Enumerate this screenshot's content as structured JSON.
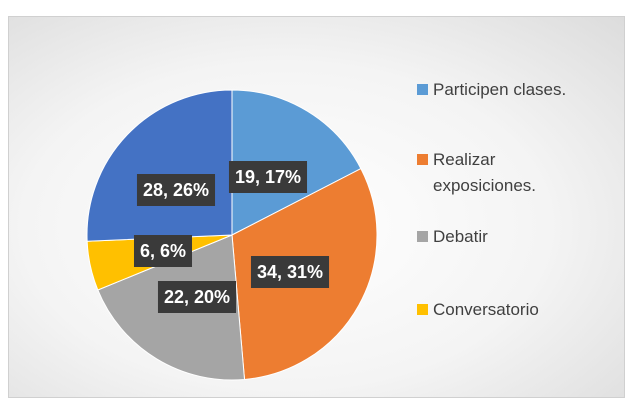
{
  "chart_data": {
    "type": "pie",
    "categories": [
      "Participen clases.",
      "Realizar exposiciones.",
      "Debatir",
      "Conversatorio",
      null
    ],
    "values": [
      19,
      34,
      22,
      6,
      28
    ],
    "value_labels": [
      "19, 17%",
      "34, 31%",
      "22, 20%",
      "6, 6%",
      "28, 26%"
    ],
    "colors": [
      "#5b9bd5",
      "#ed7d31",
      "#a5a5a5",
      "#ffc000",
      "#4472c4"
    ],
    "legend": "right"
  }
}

┄┄┄┄┄┄┄┄┄┄

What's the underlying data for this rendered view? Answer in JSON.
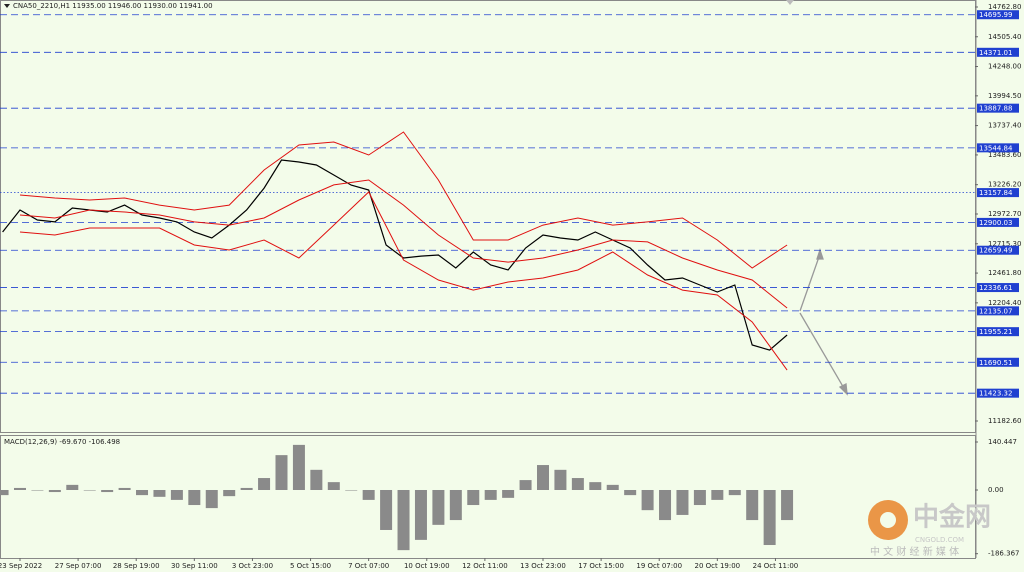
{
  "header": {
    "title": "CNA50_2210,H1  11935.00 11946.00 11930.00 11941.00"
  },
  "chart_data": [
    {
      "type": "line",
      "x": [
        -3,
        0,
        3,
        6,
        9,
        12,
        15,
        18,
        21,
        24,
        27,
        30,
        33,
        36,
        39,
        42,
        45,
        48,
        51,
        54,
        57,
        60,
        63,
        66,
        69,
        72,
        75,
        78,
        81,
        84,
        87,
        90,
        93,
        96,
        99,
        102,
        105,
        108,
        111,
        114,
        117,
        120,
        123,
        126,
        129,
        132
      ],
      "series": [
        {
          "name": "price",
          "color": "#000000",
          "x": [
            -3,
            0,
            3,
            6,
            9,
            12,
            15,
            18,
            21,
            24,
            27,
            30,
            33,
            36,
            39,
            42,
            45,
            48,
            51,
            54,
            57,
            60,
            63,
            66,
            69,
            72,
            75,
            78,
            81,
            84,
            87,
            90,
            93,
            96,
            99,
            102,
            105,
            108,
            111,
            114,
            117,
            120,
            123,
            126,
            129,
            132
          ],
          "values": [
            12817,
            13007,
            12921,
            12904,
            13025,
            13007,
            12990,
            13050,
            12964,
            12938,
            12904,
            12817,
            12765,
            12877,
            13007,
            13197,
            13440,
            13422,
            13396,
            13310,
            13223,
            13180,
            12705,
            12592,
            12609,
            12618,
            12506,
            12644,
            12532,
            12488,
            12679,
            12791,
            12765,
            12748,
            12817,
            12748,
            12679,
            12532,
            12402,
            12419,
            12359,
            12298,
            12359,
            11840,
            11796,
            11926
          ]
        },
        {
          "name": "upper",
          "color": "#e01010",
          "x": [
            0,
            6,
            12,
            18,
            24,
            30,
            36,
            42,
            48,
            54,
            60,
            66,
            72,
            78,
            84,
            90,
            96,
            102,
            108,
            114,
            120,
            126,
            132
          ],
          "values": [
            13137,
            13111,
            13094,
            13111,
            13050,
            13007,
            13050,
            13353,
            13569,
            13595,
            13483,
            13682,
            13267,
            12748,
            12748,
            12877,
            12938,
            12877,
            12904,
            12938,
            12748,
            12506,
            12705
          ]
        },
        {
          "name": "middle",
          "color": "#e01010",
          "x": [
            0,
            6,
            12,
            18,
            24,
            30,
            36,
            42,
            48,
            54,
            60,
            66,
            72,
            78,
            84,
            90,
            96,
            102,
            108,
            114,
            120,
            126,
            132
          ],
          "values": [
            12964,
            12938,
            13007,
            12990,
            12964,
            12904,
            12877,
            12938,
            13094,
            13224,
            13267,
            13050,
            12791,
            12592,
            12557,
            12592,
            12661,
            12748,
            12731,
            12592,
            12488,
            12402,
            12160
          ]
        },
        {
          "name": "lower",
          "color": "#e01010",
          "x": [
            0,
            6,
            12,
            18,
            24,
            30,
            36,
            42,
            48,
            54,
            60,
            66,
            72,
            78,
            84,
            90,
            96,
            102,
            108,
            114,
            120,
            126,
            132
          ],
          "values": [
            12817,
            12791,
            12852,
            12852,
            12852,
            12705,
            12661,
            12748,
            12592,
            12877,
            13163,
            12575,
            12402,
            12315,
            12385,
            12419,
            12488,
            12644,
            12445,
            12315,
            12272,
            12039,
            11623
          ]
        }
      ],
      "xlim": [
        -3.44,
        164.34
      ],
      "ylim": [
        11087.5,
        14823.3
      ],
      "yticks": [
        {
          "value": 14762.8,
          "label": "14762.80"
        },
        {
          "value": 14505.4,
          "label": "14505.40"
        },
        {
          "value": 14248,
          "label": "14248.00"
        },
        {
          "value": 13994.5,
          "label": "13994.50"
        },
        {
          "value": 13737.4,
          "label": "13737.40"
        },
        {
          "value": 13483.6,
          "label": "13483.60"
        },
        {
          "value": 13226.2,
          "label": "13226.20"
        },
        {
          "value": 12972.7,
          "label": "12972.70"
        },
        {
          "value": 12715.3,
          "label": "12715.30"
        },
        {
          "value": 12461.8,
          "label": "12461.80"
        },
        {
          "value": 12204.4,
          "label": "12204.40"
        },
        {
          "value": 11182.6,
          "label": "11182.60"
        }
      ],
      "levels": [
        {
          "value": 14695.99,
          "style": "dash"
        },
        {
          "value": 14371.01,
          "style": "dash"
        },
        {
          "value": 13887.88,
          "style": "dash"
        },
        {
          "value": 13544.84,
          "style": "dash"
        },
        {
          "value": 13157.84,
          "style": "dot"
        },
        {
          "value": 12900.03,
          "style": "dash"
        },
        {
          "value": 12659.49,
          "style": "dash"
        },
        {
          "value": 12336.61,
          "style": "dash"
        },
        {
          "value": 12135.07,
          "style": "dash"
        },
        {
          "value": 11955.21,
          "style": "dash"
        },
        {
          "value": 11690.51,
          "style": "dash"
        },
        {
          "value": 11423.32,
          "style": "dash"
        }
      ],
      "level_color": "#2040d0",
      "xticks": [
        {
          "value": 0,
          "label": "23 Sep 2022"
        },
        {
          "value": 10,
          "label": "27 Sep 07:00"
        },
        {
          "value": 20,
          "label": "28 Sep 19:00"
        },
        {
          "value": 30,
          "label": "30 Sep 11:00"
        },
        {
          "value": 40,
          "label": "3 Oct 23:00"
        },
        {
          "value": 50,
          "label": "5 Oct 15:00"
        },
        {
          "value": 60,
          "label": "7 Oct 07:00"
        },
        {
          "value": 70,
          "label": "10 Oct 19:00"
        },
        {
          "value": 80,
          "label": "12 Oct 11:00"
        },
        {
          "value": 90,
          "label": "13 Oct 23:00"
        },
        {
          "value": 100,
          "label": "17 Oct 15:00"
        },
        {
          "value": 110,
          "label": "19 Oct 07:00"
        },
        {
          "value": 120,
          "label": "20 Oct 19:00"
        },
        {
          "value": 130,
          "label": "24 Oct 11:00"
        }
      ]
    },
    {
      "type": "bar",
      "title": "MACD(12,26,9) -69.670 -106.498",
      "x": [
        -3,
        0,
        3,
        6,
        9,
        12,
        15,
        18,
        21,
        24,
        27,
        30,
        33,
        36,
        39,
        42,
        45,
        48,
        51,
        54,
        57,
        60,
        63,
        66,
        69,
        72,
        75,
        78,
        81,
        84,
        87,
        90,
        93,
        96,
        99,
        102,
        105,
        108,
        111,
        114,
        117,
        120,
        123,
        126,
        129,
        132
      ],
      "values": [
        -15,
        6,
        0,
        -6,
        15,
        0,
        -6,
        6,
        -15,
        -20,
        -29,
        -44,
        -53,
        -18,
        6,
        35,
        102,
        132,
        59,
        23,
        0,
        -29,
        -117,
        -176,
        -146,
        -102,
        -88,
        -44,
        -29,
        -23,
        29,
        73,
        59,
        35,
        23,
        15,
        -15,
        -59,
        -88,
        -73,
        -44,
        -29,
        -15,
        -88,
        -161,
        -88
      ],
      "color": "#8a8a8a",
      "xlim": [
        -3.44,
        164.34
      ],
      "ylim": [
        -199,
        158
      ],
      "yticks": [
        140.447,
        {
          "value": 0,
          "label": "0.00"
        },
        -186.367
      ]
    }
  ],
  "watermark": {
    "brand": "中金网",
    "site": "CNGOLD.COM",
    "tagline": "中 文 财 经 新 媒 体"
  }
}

┄┄┄┄┄┄┄┄┄┄

Instruction: From the entries, copy out each line containing the word "name".

Right answer:
          "name": "price",
          "name": "upper",
          "name": "middle",
          "name": "lower",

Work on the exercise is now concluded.